**WORK TO DO:** Every line containing the word "Read" needs to be found and copied.

(Records contained in a dataset)
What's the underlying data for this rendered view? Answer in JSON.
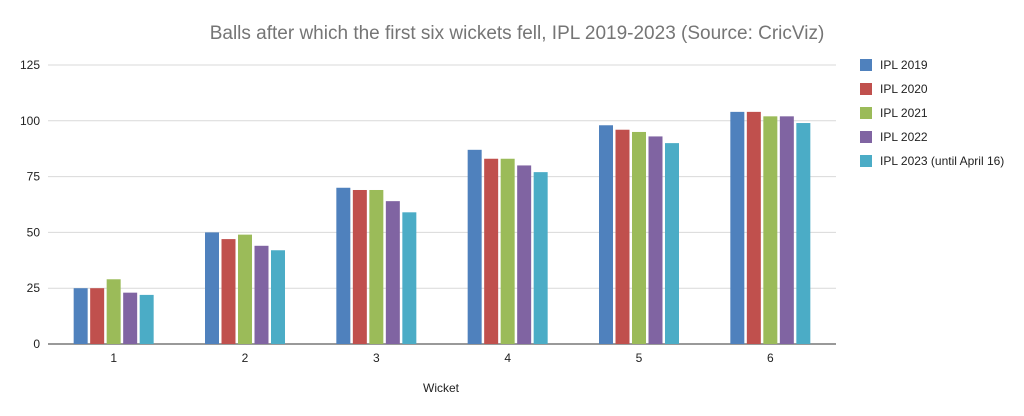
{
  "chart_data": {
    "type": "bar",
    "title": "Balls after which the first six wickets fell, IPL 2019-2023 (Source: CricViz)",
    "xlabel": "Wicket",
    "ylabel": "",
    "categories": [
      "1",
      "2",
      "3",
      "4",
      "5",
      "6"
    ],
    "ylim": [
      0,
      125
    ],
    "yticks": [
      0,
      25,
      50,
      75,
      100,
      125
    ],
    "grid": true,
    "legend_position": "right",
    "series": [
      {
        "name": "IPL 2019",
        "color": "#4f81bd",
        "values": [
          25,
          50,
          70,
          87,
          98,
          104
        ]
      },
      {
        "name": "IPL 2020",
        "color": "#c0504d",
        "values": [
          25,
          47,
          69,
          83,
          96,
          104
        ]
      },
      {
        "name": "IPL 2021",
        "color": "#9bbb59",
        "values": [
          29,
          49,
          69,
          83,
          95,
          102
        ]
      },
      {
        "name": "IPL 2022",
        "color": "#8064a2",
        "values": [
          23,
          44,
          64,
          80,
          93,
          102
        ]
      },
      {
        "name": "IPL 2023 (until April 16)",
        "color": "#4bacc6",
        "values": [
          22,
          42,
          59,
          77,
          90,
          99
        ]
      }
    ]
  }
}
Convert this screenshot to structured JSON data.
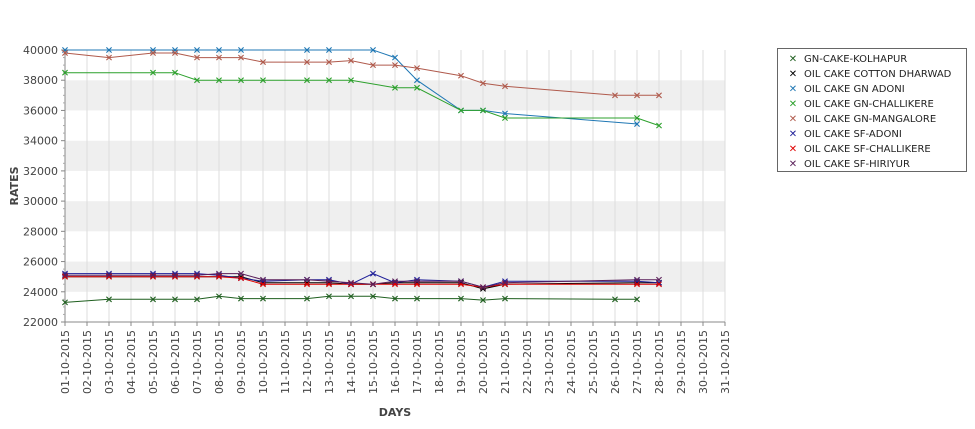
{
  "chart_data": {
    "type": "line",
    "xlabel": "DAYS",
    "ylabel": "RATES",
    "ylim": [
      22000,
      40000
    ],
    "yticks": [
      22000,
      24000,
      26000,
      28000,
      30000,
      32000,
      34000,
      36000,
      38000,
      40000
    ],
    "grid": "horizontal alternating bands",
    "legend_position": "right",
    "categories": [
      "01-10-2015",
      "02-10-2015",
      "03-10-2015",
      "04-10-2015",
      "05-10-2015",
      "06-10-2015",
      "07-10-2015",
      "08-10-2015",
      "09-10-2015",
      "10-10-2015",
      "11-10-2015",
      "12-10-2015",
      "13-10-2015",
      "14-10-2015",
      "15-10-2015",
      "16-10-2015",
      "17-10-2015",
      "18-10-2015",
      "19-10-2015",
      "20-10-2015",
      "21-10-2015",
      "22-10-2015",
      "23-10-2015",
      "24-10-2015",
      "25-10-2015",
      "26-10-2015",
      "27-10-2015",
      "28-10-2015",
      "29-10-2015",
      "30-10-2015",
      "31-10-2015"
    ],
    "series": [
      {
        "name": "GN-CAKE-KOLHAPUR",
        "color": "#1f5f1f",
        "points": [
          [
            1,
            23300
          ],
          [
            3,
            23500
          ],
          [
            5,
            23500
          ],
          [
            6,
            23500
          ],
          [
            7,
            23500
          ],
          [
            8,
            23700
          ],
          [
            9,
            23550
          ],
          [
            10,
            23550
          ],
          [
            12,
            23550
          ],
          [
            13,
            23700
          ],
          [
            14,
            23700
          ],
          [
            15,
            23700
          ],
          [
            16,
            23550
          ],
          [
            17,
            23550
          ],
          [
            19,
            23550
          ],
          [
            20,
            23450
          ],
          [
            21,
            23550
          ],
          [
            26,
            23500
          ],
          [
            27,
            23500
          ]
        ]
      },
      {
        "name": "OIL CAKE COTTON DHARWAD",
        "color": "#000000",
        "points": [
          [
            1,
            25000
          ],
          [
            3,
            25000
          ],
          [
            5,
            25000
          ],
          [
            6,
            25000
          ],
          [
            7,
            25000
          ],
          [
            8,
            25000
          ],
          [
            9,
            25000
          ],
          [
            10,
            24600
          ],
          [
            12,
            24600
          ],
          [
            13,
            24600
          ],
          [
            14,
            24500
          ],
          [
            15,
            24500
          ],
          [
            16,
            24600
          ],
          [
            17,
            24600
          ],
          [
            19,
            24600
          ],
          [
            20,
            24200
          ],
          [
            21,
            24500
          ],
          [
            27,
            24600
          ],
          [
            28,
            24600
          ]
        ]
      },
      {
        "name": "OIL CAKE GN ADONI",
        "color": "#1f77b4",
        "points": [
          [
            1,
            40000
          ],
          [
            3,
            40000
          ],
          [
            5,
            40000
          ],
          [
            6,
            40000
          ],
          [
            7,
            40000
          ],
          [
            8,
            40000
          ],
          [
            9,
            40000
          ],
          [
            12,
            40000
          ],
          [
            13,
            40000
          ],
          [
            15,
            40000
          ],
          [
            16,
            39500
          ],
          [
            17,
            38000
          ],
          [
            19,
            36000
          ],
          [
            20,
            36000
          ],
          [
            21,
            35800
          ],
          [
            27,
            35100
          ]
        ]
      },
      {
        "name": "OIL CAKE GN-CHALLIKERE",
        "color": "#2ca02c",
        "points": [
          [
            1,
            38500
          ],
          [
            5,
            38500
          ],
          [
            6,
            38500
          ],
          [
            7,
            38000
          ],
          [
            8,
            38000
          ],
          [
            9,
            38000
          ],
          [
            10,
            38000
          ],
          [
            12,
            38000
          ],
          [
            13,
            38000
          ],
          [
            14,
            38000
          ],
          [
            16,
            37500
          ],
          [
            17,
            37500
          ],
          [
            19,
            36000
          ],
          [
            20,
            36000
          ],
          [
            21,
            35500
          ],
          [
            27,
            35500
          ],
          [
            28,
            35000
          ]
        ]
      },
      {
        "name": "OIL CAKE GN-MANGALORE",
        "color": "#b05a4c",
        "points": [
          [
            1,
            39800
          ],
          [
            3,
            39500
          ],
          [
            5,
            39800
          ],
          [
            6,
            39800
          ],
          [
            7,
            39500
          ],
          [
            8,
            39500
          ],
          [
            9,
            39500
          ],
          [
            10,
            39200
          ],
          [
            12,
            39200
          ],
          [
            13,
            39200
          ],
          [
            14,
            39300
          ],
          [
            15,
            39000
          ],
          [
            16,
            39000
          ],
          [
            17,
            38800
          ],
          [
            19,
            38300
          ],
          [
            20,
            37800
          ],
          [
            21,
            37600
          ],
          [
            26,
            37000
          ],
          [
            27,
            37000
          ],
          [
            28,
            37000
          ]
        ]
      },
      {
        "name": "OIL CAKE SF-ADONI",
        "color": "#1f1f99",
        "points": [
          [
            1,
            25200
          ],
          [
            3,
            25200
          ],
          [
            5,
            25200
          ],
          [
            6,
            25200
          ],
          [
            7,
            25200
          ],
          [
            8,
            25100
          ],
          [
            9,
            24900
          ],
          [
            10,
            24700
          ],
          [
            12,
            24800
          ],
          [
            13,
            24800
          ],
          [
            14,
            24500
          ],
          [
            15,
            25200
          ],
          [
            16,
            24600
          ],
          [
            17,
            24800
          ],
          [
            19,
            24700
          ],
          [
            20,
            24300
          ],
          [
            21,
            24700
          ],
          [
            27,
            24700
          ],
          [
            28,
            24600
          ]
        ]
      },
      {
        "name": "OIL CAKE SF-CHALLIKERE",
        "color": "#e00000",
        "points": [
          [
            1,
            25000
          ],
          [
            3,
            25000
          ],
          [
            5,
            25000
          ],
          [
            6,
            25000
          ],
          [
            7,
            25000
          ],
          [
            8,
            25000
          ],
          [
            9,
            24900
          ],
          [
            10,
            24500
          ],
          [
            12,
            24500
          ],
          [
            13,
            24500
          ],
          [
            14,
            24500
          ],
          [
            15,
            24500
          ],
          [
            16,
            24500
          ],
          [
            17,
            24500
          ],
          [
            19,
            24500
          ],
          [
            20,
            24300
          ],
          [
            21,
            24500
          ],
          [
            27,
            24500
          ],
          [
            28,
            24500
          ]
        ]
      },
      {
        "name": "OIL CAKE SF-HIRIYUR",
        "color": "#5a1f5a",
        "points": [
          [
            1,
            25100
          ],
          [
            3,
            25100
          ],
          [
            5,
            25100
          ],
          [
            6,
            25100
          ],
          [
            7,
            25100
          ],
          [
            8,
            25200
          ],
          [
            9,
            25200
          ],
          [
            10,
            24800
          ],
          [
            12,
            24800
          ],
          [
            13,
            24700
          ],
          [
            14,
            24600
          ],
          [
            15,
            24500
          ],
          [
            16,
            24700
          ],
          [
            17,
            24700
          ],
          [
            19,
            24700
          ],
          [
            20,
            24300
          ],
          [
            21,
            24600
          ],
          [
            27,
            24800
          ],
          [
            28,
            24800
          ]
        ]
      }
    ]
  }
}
---
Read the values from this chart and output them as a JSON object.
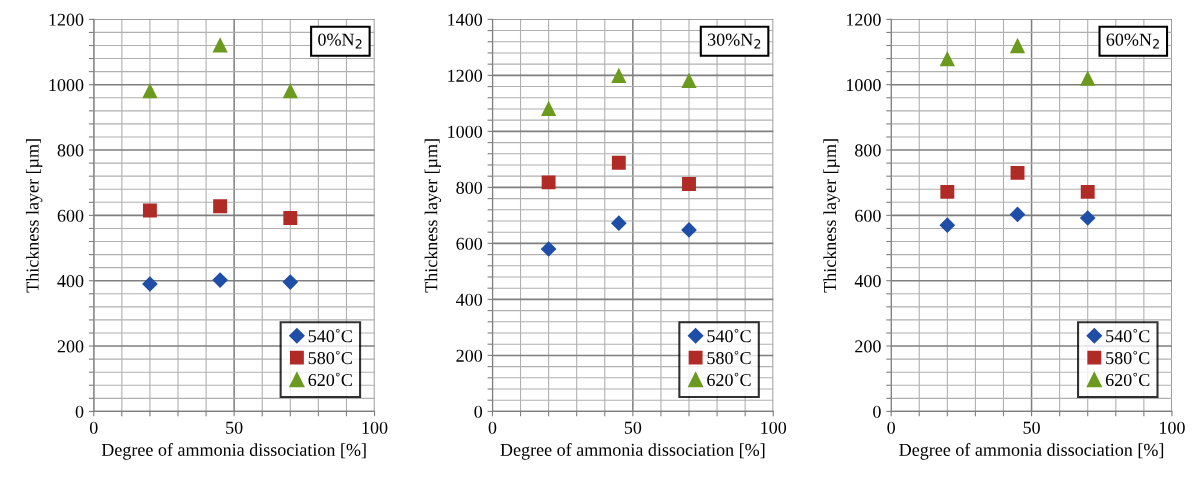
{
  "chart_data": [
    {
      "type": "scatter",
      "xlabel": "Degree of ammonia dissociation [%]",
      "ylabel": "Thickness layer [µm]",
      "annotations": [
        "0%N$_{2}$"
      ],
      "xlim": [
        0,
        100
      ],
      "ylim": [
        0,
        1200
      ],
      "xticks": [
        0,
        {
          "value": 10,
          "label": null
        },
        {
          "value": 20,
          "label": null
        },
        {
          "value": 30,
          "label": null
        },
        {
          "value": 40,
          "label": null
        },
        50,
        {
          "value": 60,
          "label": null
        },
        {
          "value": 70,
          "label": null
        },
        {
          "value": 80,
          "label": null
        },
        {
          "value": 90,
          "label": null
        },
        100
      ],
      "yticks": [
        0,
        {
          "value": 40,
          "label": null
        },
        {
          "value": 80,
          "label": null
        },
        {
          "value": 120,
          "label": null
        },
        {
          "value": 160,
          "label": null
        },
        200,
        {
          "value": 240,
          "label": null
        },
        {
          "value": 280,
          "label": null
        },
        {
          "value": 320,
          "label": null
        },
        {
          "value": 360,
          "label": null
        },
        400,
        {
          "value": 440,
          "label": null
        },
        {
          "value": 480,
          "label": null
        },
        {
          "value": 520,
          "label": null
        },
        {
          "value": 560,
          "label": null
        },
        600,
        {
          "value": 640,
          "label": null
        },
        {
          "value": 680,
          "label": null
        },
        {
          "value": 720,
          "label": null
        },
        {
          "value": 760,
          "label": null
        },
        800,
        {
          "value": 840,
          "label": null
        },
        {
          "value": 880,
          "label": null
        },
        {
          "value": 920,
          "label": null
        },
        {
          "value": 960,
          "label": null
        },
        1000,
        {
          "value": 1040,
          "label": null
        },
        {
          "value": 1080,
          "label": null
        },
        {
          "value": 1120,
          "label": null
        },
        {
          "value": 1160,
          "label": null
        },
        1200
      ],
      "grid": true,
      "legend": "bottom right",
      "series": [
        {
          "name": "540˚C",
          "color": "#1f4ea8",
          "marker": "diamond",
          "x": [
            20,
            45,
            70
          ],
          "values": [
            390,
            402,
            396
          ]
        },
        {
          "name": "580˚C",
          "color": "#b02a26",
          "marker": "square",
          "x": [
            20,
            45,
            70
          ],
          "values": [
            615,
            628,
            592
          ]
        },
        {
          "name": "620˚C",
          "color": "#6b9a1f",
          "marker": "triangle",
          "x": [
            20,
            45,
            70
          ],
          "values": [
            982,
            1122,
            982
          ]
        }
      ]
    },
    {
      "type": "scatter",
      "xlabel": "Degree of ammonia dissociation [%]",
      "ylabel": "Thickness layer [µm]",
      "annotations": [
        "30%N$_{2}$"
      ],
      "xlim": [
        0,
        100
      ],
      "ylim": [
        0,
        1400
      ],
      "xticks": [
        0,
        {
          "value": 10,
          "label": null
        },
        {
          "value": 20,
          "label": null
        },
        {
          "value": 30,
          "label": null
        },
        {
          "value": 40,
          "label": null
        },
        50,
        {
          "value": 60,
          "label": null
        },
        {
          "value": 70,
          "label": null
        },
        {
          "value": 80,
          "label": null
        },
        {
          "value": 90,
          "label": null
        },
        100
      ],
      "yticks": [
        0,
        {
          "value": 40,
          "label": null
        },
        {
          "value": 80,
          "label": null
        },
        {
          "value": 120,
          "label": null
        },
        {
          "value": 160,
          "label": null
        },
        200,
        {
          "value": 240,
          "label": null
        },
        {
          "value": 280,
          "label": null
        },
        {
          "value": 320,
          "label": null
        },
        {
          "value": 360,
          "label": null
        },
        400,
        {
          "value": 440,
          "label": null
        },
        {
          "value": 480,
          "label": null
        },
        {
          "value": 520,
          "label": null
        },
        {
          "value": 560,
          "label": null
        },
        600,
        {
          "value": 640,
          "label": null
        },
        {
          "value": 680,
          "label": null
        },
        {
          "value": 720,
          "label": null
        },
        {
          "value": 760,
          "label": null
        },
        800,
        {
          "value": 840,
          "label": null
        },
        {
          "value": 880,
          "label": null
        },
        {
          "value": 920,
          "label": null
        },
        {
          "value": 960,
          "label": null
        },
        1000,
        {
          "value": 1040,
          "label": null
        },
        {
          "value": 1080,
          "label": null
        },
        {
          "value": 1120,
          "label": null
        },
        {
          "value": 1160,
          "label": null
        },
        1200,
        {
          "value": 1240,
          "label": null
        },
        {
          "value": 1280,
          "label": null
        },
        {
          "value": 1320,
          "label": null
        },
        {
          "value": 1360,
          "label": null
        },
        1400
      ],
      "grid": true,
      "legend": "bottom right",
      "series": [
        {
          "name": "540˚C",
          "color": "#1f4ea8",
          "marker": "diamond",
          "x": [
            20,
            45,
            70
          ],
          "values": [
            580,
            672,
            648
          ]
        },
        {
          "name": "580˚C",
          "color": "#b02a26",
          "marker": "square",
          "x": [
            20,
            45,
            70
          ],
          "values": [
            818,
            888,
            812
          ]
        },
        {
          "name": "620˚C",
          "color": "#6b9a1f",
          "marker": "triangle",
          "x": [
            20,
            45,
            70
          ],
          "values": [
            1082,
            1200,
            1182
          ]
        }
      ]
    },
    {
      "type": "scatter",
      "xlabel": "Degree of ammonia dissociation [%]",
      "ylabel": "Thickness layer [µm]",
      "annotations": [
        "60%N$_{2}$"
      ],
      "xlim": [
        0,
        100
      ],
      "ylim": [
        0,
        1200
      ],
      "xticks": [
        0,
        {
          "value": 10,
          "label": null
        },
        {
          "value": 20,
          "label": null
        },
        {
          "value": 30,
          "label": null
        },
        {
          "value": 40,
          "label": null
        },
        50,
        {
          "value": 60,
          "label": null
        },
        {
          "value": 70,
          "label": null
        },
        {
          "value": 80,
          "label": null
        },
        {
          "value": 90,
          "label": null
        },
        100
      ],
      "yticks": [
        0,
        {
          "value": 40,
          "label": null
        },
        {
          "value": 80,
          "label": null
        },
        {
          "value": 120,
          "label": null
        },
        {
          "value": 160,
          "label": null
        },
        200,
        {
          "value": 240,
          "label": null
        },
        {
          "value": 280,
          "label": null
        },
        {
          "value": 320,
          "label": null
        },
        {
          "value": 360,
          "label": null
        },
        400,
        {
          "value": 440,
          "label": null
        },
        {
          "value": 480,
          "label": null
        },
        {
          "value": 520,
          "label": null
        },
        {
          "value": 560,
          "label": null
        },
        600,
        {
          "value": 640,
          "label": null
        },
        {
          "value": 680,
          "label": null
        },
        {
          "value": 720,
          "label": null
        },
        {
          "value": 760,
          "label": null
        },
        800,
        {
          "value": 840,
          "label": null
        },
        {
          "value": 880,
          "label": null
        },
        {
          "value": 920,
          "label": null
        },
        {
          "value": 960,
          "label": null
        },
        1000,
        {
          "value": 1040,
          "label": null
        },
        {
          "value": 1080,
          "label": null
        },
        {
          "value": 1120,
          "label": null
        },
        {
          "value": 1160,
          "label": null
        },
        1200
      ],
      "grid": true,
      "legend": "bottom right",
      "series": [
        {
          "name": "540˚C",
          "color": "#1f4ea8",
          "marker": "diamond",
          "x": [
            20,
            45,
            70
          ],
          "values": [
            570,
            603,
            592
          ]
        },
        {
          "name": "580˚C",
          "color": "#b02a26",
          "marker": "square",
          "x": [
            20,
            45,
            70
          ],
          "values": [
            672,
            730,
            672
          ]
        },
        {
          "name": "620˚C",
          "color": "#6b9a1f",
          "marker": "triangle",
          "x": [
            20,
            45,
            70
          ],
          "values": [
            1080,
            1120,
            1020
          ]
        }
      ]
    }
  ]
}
...
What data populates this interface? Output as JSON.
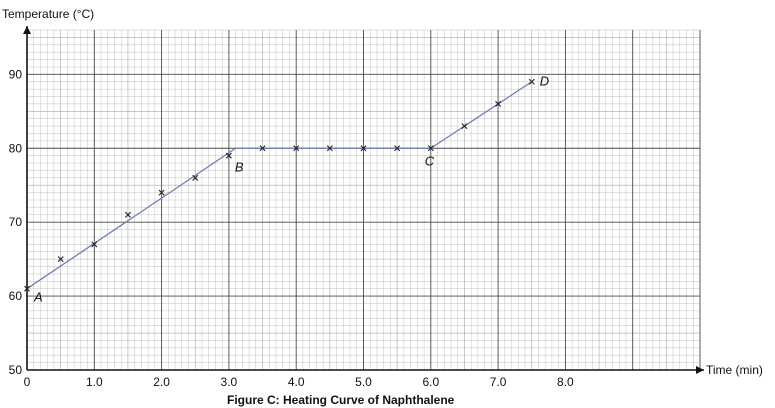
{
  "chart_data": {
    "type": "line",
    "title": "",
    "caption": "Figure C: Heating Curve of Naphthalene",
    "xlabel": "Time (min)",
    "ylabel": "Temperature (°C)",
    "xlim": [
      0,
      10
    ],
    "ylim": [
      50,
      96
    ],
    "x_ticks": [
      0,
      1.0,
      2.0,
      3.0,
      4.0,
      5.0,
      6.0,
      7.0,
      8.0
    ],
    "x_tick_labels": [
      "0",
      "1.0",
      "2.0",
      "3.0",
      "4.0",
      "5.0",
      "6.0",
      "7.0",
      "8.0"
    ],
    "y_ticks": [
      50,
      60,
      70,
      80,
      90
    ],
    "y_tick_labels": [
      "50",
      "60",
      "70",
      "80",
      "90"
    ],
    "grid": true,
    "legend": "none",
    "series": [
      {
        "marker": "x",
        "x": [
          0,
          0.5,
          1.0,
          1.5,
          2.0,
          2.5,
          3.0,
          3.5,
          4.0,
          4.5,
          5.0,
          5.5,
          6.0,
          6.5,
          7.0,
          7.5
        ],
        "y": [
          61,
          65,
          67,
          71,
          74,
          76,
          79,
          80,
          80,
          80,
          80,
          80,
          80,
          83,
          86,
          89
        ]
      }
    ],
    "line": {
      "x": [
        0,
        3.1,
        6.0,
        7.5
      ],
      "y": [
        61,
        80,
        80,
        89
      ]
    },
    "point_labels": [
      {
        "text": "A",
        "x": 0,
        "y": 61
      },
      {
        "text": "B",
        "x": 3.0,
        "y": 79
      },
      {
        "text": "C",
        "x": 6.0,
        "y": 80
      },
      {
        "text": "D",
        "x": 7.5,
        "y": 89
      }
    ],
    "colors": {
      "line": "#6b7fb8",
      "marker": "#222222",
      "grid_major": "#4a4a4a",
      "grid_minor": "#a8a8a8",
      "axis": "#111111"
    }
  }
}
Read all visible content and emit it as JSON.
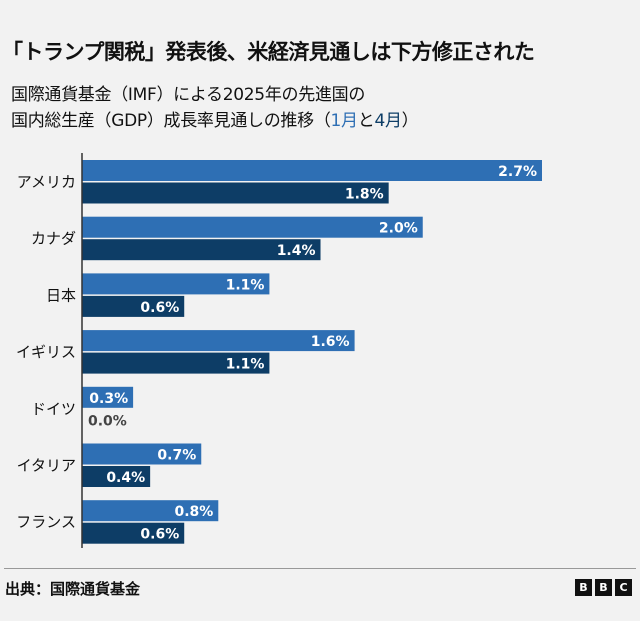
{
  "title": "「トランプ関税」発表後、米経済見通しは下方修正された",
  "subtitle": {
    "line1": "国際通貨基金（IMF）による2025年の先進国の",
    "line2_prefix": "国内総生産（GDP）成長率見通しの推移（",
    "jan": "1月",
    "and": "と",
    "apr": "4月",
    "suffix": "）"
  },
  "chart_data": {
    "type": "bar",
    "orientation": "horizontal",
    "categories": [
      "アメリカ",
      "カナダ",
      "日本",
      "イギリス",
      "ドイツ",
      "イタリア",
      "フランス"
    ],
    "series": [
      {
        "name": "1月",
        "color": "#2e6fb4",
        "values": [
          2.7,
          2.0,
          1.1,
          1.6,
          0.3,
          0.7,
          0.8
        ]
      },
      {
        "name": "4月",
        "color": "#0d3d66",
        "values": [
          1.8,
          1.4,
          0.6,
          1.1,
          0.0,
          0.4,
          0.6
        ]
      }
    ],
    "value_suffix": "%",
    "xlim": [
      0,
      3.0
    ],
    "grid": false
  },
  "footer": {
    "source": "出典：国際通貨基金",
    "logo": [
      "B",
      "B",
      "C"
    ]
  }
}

**REPLY:**
Read the values from this chart and output them as a JSON object.
Read all visible content and emit it as JSON.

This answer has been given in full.